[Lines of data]
--- start ---

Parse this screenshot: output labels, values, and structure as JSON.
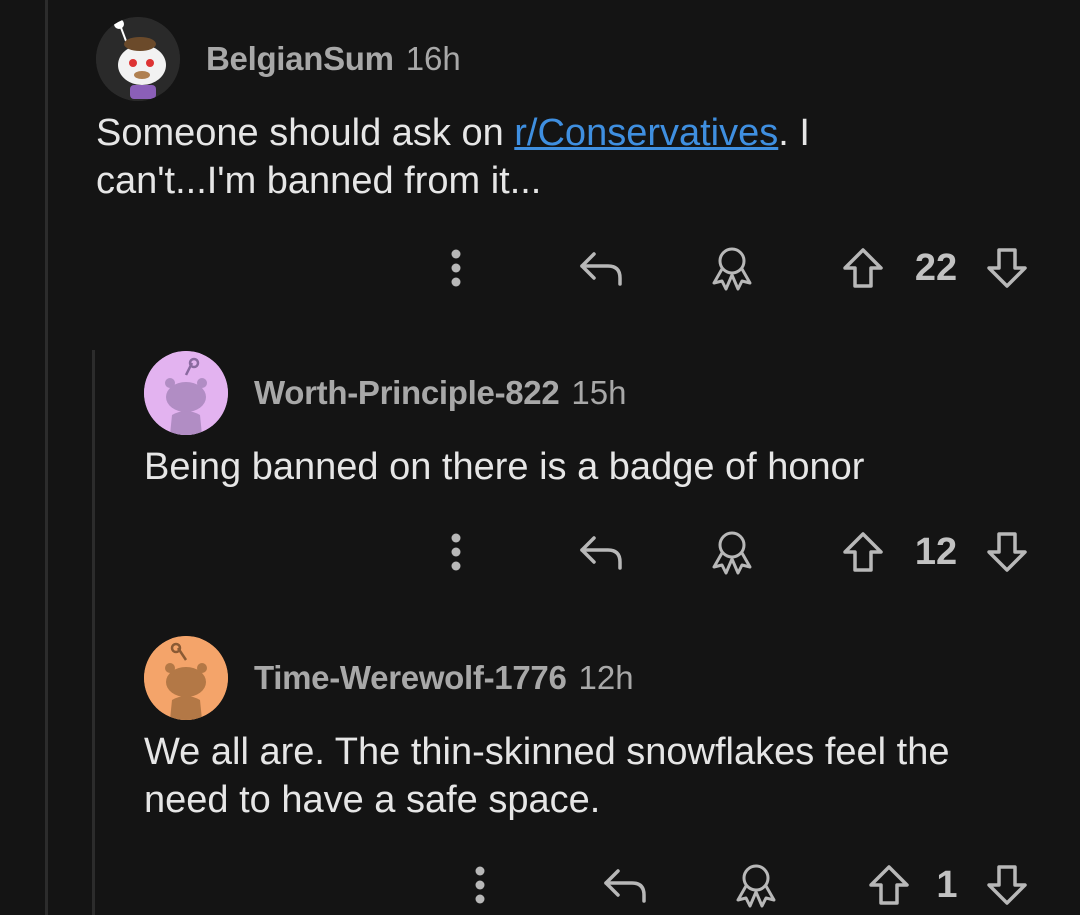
{
  "comments": [
    {
      "author": "BelgianSum",
      "time": "16h",
      "text_before": "Someone should ask on ",
      "link": "r/Conservatives",
      "text_after": ". I can't...I'm banned from it...",
      "score": "22",
      "avatar_color": "#2b2b2b"
    },
    {
      "author": "Worth-Principle-822",
      "time": "15h",
      "text": "Being banned on there is a badge of honor",
      "score": "12",
      "avatar_color": "#e3b3f0"
    },
    {
      "author": "Time-Werewolf-1776",
      "time": "12h",
      "text": "We all are.  The thin-skinned snowflakes feel the need to have a safe space.",
      "score": "1",
      "avatar_color": "#f4a46a"
    }
  ],
  "icons": {
    "more": "more-vertical-icon",
    "reply": "reply-icon",
    "award": "award-icon",
    "upvote": "upvote-icon",
    "downvote": "downvote-icon"
  }
}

--- end ---

- Set problem
Write every record out again exactly; no pictures belong in the copy.

- The completed task
Parse this screenshot: output labels, values, and structure as JSON.
{
  "comments": [
    {
      "author": "BelgianSum",
      "time": "16h",
      "text_before": "Someone should ask on ",
      "link": "r/Conservatives",
      "text_after": ". I can't...I'm banned from it...",
      "score": "22",
      "avatar_color": "#2b2b2b"
    },
    {
      "author": "Worth-Principle-822",
      "time": "15h",
      "text": "Being banned on there is a badge of honor",
      "score": "12",
      "avatar_color": "#e3b3f0"
    },
    {
      "author": "Time-Werewolf-1776",
      "time": "12h",
      "text": "We all are.  The thin-skinned snowflakes feel the need to have a safe space.",
      "score": "1",
      "avatar_color": "#f4a46a"
    }
  ],
  "icons": {
    "more": "more-vertical-icon",
    "reply": "reply-icon",
    "award": "award-icon",
    "upvote": "upvote-icon",
    "downvote": "downvote-icon"
  }
}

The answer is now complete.